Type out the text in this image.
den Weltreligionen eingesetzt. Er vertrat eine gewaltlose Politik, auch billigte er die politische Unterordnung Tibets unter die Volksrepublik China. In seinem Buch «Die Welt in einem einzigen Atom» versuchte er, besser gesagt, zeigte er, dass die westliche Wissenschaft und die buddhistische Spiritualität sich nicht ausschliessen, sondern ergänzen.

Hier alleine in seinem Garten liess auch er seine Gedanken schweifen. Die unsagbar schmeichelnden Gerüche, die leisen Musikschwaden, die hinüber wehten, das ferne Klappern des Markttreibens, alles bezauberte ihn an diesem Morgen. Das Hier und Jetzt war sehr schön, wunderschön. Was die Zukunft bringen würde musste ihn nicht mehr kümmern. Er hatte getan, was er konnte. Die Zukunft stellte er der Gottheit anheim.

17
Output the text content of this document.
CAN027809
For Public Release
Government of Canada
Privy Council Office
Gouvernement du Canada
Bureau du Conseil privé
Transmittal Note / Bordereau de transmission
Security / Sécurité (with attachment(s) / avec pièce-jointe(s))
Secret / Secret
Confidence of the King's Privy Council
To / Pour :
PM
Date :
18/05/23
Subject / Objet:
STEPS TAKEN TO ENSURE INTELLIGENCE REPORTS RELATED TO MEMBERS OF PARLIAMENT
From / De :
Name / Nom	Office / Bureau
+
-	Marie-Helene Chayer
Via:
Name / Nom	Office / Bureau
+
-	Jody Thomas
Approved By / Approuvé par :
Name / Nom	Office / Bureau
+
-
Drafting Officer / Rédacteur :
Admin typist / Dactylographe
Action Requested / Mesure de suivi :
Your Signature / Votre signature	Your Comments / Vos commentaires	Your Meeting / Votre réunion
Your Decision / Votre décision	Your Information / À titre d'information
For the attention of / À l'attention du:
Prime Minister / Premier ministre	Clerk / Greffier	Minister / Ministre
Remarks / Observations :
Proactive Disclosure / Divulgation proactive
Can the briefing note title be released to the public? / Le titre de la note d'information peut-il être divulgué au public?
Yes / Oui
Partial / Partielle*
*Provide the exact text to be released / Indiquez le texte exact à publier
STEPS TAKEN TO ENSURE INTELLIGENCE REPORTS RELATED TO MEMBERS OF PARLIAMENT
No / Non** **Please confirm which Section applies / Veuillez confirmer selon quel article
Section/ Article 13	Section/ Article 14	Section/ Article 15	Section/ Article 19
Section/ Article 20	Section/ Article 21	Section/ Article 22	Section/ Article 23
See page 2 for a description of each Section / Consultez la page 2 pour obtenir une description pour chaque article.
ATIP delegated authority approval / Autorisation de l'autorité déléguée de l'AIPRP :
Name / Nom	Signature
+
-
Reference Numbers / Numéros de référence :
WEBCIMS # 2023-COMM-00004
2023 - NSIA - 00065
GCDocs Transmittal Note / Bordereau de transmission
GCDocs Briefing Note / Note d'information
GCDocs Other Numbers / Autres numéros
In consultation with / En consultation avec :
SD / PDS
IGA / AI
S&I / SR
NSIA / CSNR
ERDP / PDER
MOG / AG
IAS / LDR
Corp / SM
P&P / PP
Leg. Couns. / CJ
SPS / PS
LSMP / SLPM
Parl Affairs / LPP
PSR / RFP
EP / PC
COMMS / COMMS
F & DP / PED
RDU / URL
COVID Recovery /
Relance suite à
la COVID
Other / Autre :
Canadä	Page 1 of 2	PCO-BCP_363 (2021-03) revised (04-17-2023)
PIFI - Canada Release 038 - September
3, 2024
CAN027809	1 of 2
---------------
Problem details -> Isolate each line of the listing above that includes "Votre". Copy it.

Solution to the exercise ->
Your Signature / Votre signature	Your Comments / Vos commentaires	Your Meeting / Votre réunion
Your Decision / Votre décision	Your Information / À titre d'information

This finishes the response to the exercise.